SHORT PROBLEM:
Look through the data below. Pick out the lines holding the string "days".

MATERIAL FOR THIS TASK:
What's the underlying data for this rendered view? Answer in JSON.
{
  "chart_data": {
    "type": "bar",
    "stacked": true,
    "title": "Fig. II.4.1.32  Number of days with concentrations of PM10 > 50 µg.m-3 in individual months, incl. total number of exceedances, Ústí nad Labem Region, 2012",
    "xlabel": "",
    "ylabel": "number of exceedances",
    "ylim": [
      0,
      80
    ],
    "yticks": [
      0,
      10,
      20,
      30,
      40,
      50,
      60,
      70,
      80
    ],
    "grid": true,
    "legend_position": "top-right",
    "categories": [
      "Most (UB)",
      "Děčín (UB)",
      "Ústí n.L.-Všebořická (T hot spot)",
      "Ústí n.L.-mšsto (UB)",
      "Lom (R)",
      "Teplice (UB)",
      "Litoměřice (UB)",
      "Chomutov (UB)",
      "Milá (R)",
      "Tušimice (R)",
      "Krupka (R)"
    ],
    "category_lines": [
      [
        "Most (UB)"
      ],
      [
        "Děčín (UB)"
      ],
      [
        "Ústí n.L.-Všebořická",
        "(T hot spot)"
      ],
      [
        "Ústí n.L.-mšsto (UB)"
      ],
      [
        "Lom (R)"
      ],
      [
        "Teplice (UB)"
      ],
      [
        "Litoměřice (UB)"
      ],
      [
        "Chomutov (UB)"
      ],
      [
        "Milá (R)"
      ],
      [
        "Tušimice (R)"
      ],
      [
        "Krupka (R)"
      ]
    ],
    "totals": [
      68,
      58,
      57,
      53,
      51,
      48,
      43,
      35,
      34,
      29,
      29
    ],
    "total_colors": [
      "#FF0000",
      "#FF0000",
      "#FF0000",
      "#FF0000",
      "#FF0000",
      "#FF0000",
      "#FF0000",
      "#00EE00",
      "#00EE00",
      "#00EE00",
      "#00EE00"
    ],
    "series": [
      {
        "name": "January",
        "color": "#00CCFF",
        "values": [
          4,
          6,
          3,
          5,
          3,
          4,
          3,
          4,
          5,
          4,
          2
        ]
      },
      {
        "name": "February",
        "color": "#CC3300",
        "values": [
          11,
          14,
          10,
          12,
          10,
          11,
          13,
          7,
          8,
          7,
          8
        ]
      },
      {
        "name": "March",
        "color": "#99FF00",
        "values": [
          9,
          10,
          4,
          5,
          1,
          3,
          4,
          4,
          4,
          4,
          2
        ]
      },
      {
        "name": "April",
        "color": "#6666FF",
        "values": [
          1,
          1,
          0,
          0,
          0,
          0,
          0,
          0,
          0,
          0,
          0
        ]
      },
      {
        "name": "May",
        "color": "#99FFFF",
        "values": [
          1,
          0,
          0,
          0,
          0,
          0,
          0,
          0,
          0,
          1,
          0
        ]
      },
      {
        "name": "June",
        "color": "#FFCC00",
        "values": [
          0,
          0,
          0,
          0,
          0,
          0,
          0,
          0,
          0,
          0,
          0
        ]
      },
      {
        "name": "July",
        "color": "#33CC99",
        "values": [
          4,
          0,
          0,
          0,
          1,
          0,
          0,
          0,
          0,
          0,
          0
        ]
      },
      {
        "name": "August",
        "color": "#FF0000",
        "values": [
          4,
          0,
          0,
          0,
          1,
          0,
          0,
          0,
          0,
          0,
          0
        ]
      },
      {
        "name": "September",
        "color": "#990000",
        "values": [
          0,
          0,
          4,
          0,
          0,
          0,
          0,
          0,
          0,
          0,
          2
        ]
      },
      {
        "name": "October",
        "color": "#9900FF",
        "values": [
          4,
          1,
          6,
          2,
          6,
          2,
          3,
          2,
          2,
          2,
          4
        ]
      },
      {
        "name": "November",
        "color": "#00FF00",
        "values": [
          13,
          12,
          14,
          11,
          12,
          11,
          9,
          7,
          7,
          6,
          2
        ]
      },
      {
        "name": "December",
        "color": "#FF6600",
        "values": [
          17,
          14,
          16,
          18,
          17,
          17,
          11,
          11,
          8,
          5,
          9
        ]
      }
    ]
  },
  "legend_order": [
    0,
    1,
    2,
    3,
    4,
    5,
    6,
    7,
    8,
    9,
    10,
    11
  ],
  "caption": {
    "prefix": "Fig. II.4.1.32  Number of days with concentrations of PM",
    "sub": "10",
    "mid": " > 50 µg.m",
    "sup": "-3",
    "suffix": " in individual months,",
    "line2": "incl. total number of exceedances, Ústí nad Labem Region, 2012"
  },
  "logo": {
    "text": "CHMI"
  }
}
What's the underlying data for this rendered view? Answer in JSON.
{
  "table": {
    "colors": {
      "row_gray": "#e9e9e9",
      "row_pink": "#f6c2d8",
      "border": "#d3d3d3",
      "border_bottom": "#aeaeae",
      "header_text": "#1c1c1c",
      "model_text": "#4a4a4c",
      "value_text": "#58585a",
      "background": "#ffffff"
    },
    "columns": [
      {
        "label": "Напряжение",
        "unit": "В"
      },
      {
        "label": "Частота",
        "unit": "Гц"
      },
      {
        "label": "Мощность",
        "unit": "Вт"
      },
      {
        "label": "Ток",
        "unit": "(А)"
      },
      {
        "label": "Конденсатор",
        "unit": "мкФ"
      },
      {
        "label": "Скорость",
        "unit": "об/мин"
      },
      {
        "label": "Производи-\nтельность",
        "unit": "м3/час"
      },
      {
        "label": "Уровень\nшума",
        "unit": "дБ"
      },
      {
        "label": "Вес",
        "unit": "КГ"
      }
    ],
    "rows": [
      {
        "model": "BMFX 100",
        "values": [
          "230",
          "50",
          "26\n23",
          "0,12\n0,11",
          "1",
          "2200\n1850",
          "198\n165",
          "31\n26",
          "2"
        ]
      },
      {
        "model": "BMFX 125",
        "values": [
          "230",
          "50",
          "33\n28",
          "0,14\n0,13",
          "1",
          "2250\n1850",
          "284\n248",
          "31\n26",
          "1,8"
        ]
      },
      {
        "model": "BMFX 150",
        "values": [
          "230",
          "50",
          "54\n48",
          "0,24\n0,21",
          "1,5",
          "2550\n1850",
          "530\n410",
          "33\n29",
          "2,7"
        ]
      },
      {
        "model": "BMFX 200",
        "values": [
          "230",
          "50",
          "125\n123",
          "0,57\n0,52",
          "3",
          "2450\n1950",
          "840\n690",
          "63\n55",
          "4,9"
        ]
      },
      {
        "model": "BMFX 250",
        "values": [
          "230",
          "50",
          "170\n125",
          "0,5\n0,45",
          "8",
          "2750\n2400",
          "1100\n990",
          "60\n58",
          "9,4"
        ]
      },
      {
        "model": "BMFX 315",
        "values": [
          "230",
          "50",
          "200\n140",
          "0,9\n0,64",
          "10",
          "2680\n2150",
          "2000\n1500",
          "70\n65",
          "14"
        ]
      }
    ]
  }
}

COMPLETED EXERCISE:
    "title": "Fig. II.4.1.32  Number of days with concentrations of PM10 > 50 µg.m-3 in individual months, incl. total number of exceedances, Ústí nad Labem Region, 2012",
    "prefix": "Fig. II.4.1.32  Number of days with concentrations of PM",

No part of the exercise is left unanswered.